[Collected data]
'''
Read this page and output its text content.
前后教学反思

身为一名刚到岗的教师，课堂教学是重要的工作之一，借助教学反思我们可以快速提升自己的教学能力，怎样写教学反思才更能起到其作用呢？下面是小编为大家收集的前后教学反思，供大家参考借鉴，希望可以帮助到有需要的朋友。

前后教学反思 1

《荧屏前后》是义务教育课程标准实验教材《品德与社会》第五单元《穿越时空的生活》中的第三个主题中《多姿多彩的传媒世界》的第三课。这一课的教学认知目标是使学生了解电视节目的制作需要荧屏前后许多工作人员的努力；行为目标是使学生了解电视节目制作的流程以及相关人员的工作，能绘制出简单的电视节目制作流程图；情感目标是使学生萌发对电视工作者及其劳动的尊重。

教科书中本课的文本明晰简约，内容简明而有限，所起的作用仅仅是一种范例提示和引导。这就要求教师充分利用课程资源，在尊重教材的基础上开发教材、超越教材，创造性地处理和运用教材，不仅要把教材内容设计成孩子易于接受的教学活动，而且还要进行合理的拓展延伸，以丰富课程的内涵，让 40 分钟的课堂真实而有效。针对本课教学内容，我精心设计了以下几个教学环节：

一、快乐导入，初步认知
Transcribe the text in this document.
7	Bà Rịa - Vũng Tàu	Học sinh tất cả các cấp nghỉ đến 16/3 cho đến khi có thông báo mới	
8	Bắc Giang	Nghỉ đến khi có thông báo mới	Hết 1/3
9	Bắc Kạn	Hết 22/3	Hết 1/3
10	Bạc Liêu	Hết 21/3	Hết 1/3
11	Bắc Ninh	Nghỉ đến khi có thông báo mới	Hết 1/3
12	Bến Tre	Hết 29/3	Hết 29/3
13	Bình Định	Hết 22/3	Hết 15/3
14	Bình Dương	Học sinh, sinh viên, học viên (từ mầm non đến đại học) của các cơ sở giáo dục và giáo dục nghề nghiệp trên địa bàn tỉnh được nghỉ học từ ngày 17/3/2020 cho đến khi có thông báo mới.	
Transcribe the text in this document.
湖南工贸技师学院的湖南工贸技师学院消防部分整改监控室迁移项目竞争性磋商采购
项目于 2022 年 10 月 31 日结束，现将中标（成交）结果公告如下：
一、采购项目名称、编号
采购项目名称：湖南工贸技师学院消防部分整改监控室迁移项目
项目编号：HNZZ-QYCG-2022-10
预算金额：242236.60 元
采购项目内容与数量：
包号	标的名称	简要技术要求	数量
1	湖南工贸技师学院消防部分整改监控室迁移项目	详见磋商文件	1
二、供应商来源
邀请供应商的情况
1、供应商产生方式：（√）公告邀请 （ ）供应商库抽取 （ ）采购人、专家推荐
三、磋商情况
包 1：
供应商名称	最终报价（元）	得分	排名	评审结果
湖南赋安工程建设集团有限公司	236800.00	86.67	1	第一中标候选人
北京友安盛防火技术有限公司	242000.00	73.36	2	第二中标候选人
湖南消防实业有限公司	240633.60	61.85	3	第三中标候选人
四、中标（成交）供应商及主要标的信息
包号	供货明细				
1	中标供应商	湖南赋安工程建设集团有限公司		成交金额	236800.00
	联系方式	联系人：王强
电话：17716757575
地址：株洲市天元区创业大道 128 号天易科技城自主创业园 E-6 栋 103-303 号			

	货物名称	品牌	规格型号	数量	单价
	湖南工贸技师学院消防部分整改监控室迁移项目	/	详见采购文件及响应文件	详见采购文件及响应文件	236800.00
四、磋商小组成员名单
'''
Check each line of the entries above, and show every one holding the word "采购项目名称".

* **Response to this exercise**
一、采购项目名称、编号
采购项目名称：湖南工贸技师学院消防部分整改监控室迁移项目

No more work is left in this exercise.